┌─ EXERCISE INPUT
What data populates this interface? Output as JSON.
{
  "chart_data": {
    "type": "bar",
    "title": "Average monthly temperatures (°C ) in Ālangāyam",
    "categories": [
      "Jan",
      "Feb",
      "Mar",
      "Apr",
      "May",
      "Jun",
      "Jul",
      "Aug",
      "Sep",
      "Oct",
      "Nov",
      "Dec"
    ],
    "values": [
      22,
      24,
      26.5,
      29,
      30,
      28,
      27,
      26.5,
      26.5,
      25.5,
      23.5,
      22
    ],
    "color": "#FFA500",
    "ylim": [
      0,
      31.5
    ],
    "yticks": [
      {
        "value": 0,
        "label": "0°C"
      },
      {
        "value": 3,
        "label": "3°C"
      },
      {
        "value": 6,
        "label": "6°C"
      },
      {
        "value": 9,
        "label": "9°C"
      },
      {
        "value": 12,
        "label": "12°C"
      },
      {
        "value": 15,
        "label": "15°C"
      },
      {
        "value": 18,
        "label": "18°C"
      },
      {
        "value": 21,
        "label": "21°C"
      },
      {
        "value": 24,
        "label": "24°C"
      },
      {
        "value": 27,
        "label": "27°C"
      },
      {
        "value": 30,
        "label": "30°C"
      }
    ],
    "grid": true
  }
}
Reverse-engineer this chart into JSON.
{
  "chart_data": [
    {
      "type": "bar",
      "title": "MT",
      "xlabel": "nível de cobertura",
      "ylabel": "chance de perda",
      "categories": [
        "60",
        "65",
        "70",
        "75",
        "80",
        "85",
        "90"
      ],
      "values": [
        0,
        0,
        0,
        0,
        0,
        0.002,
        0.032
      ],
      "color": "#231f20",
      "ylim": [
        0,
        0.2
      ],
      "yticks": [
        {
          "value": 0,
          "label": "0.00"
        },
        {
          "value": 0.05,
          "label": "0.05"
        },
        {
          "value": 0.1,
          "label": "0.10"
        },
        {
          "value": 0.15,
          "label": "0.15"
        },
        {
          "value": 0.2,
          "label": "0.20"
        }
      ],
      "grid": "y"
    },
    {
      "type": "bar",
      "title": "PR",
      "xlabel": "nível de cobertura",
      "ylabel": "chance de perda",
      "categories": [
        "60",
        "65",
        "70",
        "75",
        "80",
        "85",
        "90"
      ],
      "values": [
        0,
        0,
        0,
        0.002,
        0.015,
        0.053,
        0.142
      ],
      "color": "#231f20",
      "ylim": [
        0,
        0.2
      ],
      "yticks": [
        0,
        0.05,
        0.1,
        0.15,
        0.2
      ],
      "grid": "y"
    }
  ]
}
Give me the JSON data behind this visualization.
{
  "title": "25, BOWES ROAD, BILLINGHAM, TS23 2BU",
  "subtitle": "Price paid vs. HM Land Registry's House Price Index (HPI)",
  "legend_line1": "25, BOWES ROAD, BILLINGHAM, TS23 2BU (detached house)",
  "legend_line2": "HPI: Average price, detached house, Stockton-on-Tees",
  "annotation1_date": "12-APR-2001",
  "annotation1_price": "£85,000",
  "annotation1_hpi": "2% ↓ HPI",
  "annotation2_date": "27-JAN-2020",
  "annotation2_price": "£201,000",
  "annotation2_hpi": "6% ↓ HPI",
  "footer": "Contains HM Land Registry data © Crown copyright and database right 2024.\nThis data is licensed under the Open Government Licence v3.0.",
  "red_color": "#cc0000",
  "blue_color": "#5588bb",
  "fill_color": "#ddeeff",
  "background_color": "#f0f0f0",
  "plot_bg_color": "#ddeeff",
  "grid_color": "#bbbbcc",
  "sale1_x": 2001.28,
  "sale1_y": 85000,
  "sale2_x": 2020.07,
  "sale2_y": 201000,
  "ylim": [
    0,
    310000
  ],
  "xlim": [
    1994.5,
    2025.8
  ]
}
└─
EXERCISE GOAL.
Reproduce the records in full, exactly as written.

EXERCISE RESPONSE.
What data populates this interface? Output as JSON.
{
  "chart_data": {
    "type": "bar",
    "title": "Average monthly temperatures (°C ) in Ālangāyam",
    "categories": [
      "Jan",
      "Feb",
      "Mar",
      "Apr",
      "May",
      "Jun",
      "Jul",
      "Aug",
      "Sep",
      "Oct",
      "Nov",
      "Dec"
    ],
    "values": [
      22,
      24,
      26.5,
      29,
      30,
      28,
      27,
      26.5,
      26.5,
      25.5,
      23.5,
      22
    ],
    "color": "#FFA500",
    "ylim": [
      0,
      31.5
    ],
    "yticks": [
      {
        "value": 0,
        "label": "0°C"
      },
      {
        "value": 3,
        "label": "3°C"
      },
      {
        "value": 6,
        "label": "6°C"
      },
      {
        "value": 9,
        "label": "9°C"
      },
      {
        "value": 12,
        "label": "12°C"
      },
      {
        "value": 15,
        "label": "15°C"
      },
      {
        "value": 18,
        "label": "18°C"
      },
      {
        "value": 21,
        "label": "21°C"
      },
      {
        "value": 24,
        "label": "24°C"
      },
      {
        "value": 27,
        "label": "27°C"
      },
      {
        "value": 30,
        "label": "30°C"
      }
    ],
    "grid": true
  }
}
Reverse-engineer this chart into JSON.
{
  "chart_data": [
    {
      "type": "bar",
      "title": "MT",
      "xlabel": "nível de cobertura",
      "ylabel": "chance de perda",
      "categories": [
        "60",
        "65",
        "70",
        "75",
        "80",
        "85",
        "90"
      ],
      "values": [
        0,
        0,
        0,
        0,
        0,
        0.002,
        0.032
      ],
      "color": "#231f20",
      "ylim": [
        0,
        0.2
      ],
      "yticks": [
        {
          "value": 0,
          "label": "0.00"
        },
        {
          "value": 0.05,
          "label": "0.05"
        },
        {
          "value": 0.1,
          "label": "0.10"
        },
        {
          "value": 0.15,
          "label": "0.15"
        },
        {
          "value": 0.2,
          "label": "0.20"
        }
      ],
      "grid": "y"
    },
    {
      "type": "bar",
      "title": "PR",
      "xlabel": "nível de cobertura",
      "ylabel": "chance de perda",
      "categories": [
        "60",
        "65",
        "70",
        "75",
        "80",
        "85",
        "90"
      ],
      "values": [
        0,
        0,
        0,
        0.002,
        0.015,
        0.053,
        0.142
      ],
      "color": "#231f20",
      "ylim": [
        0,
        0.2
      ],
      "yticks": [
        0,
        0.05,
        0.1,
        0.15,
        0.2
      ],
      "grid": "y"
    }
  ]
}
Give me the JSON data behind this visualization.
{
  "title": "25, BOWES ROAD, BILLINGHAM, TS23 2BU",
  "subtitle": "Price paid vs. HM Land Registry's House Price Index (HPI)",
  "legend_line1": "25, BOWES ROAD, BILLINGHAM, TS23 2BU (detached house)",
  "legend_line2": "HPI: Average price, detached house, Stockton-on-Tees",
  "annotation1_date": "12-APR-2001",
  "annotation1_price": "£85,000",
  "annotation1_hpi": "2% ↓ HPI",
  "annotation2_date": "27-JAN-2020",
  "annotation2_price": "£201,000",
  "annotation2_hpi": "6% ↓ HPI",
  "footer": "Contains HM Land Registry data © Crown copyright and database right 2024.\nThis data is licensed under the Open Government Licence v3.0.",
  "red_color": "#cc0000",
  "blue_color": "#5588bb",
  "fill_color": "#ddeeff",
  "background_color": "#f0f0f0",
  "plot_bg_color": "#ddeeff",
  "grid_color": "#bbbbcc",
  "sale1_x": 2001.28,
  "sale1_y": 85000,
  "sale2_x": 2020.07,
  "sale2_y": 201000,
  "ylim": [
    0,
    310000
  ],
  "xlim": [
    1994.5,
    2025.8
  ]
}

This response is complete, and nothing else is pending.